Task. According to the physics class ratio discussion below, how many people are in the class?

Excerpt provided.
We now have two equations:
5P - 3N = 0
2P - N = 6

Multiply BOTTOM equation by 3 to get:
5P - 3N = 0
6P - 3N = 18

Subtract top equation from bottom to get: P = 18
Answer: B

Cheers,
Brent

[GMATGuruNY]

A physics class has majors and non-majors in a ratio of 4 to 10. If two more majors were to be added to the class, the ratio would then be 2 to 4. How many people are in the class?

A. 14
B. 28
C. 42
D. 56
E. 70

We can PLUG IN THE ANSWERS, which present the total number of people in the class.
Let P = physics majors and N = non-physics majors.
When the correct answer is plugged in, adding 2 physics majors will yield the following ratio:
(New P)/N = 2/4 = 1/2.

B: total = 28
In this case:
Since P:N = 4:10 = 8:20, P=8 and N=20, with the result that the total number of students = 8+20 = 28.
After 2 physics majors are added -- increasing the value of P from 8 to 10 -- we get:
(new P)/N = 10/20 = 1/2.
Success!

The correct answer is B.

[Scott@TargetTestPrep]

A physics class has majors and non-majors in a ratio of 4 to 10. If two more majors were to be added to the class, the ratio would then be 2 to 4. How many people are in the class?

A. 14
B. 28
C. 42
D. 56
E. 70

We see that the ratio of majors to non-majors = 4x : 10x. When two more majors were to be added to the class, the ratio would then be 2 to 4, and thus:

(4x + 2)/10x = 2/4

4(4x + 2) = 20x

16x + 8 = 20x

8 = 4x

2 = x

So there are 4(2) + 10(2) = 28 people in the class.

Answer: B

Element and region listings.

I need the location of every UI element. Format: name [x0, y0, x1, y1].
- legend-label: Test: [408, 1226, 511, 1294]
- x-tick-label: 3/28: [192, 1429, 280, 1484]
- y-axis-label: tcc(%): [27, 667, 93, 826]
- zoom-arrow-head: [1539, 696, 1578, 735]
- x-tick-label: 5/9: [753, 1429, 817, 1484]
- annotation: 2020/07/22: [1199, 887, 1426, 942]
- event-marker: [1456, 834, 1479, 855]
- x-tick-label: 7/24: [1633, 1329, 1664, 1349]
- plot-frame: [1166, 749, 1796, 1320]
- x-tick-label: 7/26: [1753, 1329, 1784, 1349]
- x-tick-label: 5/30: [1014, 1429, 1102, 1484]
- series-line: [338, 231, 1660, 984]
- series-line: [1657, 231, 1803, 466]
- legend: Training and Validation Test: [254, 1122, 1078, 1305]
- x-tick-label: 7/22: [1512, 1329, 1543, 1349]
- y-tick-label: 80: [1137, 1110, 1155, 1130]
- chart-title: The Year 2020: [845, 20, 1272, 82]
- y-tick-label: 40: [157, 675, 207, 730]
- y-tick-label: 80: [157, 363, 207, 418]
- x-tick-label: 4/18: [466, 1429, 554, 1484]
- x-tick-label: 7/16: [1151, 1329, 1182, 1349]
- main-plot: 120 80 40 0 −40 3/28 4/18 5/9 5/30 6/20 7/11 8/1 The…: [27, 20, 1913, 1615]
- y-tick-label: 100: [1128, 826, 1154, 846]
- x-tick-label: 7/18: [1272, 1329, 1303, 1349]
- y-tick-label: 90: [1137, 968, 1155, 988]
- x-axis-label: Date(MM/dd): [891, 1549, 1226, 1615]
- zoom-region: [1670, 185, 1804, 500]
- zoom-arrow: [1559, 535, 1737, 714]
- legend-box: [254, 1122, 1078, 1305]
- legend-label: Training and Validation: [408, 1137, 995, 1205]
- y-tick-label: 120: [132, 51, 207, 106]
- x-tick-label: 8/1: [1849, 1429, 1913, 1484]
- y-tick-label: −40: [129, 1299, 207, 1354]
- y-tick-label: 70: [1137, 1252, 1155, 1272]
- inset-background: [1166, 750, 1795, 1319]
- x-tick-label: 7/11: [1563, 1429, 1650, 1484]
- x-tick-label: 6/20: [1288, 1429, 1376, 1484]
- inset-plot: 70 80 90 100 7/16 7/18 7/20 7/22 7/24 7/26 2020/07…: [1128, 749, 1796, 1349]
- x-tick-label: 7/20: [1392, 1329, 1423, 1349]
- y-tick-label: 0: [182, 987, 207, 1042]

--

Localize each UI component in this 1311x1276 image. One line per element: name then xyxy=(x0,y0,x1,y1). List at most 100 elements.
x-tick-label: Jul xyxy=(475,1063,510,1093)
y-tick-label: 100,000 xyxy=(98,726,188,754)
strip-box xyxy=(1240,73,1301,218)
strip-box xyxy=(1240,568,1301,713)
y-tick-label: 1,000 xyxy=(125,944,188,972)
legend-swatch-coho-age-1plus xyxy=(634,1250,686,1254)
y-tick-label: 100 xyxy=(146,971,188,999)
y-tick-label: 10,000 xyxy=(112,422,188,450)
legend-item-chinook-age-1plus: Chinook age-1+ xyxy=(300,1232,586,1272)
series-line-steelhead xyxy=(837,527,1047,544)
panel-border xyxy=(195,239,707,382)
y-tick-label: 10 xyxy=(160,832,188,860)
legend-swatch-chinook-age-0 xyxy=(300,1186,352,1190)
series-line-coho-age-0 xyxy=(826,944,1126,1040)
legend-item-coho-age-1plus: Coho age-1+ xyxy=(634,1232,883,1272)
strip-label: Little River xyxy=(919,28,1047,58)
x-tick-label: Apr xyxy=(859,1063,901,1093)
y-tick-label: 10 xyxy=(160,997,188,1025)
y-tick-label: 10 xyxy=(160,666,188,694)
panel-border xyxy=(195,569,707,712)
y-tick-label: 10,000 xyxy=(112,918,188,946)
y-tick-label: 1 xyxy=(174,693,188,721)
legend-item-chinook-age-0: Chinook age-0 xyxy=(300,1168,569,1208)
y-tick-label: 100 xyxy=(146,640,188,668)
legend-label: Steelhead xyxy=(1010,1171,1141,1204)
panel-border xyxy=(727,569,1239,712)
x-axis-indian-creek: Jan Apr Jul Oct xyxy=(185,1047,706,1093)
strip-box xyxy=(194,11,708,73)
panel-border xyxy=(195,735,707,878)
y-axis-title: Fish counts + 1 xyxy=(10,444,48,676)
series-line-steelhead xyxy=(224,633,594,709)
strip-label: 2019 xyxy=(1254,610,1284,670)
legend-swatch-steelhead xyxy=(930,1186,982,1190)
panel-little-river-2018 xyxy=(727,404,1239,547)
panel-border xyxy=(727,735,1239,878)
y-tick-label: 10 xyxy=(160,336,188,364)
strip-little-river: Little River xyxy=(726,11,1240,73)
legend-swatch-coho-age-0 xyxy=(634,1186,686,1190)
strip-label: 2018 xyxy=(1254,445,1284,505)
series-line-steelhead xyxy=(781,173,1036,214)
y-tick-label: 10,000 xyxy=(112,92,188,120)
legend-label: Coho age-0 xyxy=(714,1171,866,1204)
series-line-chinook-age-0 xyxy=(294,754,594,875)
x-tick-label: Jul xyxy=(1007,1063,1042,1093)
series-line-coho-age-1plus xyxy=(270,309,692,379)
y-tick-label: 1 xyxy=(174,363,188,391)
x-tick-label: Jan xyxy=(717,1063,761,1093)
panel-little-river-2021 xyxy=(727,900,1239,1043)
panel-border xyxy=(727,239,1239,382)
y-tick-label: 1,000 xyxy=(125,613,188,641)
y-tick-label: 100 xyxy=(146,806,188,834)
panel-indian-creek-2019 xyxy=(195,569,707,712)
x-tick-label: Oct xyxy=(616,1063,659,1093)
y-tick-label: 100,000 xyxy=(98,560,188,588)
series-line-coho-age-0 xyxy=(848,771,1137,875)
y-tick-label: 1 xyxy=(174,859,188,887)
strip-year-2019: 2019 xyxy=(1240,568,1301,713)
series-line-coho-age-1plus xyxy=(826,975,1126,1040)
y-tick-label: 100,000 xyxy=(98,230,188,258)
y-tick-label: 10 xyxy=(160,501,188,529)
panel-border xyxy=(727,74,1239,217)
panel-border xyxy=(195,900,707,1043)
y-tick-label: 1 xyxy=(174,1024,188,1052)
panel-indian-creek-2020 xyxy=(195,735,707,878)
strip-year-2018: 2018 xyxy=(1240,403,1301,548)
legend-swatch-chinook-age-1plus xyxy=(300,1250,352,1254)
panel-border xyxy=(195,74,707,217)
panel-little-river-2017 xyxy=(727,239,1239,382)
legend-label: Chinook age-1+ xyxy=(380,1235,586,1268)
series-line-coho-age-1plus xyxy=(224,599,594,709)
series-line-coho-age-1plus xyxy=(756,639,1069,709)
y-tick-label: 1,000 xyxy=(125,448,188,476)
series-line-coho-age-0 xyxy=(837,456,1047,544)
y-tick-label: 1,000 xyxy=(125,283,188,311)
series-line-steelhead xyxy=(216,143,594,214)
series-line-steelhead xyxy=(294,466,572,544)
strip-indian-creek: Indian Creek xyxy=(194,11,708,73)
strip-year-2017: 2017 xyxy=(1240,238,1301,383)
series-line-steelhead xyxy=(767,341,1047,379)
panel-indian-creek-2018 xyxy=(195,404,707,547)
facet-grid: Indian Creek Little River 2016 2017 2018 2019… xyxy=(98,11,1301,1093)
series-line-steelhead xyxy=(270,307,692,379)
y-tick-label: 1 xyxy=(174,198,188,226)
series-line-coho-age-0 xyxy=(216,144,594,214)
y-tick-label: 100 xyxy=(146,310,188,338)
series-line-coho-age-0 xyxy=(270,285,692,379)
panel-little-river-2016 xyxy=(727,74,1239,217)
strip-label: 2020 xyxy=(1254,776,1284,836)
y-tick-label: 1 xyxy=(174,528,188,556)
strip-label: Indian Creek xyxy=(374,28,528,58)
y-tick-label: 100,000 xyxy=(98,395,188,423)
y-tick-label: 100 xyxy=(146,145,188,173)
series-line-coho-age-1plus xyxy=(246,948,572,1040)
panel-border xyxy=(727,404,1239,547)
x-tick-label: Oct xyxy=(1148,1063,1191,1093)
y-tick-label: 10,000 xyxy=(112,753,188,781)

Exercise answer. 28